**THE REQUEST:** From the line containing "Give me a plain-text" down to the last line of the material, return those lines verbatim and only those.

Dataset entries
◆ ◆ ◆
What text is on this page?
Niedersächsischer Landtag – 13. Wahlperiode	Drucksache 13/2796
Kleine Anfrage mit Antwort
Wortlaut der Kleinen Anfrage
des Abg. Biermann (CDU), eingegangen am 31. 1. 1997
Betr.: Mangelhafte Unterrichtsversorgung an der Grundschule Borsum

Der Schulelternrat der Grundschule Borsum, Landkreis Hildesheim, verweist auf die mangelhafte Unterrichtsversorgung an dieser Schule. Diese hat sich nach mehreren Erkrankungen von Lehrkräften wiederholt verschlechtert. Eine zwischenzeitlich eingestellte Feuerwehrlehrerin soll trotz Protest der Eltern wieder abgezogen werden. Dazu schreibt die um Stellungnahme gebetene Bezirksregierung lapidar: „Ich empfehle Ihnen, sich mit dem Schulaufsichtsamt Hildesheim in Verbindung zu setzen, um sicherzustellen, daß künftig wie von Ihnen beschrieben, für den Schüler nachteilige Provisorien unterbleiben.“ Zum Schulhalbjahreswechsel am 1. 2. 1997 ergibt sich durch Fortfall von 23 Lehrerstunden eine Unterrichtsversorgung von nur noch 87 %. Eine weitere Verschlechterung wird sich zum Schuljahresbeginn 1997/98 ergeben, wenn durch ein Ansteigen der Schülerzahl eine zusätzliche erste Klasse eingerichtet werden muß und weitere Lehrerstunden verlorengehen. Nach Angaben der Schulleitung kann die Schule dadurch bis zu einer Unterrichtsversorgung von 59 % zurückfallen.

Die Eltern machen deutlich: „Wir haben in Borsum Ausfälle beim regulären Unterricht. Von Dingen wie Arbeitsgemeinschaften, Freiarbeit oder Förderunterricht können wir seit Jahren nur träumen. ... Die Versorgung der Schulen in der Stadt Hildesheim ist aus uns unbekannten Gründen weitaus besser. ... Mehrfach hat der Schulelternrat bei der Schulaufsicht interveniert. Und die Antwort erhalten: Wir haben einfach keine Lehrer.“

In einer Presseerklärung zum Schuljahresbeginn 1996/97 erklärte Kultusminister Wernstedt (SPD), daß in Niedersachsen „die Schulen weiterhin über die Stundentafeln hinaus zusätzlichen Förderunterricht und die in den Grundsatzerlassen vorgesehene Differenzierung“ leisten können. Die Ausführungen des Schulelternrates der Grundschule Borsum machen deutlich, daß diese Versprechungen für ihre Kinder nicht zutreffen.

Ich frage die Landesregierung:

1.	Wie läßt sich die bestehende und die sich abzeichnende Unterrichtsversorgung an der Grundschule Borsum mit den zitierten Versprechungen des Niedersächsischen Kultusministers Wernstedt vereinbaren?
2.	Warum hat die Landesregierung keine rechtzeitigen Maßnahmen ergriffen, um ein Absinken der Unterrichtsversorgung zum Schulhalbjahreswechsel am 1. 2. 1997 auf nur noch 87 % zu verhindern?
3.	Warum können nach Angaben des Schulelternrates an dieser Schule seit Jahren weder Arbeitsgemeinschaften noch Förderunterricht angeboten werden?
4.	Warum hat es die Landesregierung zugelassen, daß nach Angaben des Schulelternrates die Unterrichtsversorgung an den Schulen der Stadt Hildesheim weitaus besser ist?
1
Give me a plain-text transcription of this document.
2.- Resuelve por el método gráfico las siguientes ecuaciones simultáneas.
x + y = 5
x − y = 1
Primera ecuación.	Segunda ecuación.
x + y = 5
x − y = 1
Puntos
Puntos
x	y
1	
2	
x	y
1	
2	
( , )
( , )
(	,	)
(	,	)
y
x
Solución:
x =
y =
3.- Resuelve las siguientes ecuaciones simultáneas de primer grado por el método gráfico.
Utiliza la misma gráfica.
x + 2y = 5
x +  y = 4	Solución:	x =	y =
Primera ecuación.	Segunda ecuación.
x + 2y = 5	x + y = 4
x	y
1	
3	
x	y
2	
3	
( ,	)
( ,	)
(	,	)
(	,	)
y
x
◆ ◆ ◆
**THE ANSWER:**
Give me a plain-text transcription of this document.
2.- Resuelve por el método gráfico las siguientes ecuaciones simultáneas.
x + y = 5
x − y = 1
Primera ecuación.	Segunda ecuación.
x + y = 5
x − y = 1
Puntos
Puntos
x	y
1	
2	
x	y
1	
2	
( , )
( , )
(	,	)
(	,	)
y
x
Solución:
x =
y =
3.- Resuelve las siguientes ecuaciones simultáneas de primer grado por el método gráfico.
Utiliza la misma gráfica.
x + 2y = 5
x +  y = 4	Solución:	x =	y =
Primera ecuación.	Segunda ecuación.
x + 2y = 5	x + y = 4
x	y
1	
3	
x	y
2	
3	
( ,	)
( ,	)
(	,	)
(	,	)
y
x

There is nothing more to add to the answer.